Count every line that holds the string "satu", then give that number alone.

## Start INFORMATION SHOWN

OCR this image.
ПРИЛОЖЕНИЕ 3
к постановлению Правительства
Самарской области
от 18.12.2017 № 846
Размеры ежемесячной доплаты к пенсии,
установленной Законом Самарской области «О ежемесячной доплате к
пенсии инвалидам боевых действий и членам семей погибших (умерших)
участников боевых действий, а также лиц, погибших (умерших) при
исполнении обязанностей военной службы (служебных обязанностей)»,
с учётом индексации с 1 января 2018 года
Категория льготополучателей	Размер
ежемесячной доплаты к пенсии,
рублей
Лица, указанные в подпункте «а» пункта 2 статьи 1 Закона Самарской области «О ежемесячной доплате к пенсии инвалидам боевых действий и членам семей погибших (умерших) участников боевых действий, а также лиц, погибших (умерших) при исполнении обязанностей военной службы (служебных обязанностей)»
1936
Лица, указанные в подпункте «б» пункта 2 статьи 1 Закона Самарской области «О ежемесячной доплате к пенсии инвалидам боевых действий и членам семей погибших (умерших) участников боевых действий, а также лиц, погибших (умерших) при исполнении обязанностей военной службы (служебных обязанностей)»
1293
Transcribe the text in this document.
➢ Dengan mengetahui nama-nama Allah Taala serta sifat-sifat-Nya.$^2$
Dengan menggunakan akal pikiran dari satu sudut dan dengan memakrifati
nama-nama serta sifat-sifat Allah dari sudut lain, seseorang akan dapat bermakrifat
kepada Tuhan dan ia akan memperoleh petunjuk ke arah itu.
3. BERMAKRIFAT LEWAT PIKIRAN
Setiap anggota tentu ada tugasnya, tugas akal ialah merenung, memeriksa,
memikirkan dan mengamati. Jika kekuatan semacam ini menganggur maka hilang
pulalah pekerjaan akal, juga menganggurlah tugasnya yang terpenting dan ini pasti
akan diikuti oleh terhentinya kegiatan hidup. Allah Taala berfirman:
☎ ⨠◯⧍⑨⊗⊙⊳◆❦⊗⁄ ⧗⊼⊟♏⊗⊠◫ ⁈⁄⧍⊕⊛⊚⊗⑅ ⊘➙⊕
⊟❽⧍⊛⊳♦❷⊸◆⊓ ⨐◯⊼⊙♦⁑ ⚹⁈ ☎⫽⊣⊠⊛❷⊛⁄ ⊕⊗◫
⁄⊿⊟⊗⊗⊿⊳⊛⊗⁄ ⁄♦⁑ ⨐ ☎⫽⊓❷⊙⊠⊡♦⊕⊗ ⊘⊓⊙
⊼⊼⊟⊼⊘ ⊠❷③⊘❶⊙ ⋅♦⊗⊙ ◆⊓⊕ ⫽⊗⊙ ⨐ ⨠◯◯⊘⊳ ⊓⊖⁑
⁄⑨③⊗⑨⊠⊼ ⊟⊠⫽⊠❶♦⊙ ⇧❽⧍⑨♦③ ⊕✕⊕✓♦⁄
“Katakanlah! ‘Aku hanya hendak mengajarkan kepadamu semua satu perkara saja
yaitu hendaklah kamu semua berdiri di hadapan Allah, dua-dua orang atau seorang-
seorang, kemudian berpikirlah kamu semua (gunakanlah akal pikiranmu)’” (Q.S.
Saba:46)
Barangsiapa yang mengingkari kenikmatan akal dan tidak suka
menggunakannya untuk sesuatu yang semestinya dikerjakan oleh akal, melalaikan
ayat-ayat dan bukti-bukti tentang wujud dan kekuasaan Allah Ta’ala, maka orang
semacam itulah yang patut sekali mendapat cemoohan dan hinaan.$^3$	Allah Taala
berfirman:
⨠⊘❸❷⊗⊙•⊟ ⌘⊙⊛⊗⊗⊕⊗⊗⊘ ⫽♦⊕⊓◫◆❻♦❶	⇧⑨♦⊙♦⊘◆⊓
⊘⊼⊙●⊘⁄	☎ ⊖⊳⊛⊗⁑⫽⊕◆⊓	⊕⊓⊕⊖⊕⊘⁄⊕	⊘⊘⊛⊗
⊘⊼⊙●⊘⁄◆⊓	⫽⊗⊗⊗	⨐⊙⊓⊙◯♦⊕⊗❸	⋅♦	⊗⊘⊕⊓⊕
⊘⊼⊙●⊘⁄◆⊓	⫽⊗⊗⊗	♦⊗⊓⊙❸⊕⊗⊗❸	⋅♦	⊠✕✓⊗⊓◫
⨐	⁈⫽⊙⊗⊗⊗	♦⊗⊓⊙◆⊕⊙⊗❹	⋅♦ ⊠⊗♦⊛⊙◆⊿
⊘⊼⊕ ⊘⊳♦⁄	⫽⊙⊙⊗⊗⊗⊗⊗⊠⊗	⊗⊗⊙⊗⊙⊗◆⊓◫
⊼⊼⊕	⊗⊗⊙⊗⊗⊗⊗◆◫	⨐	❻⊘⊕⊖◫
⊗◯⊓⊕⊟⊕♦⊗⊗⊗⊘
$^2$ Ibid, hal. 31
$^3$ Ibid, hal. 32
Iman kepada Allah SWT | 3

## End INFORMATION SHOWN

* CORRECT OUTPUT *
2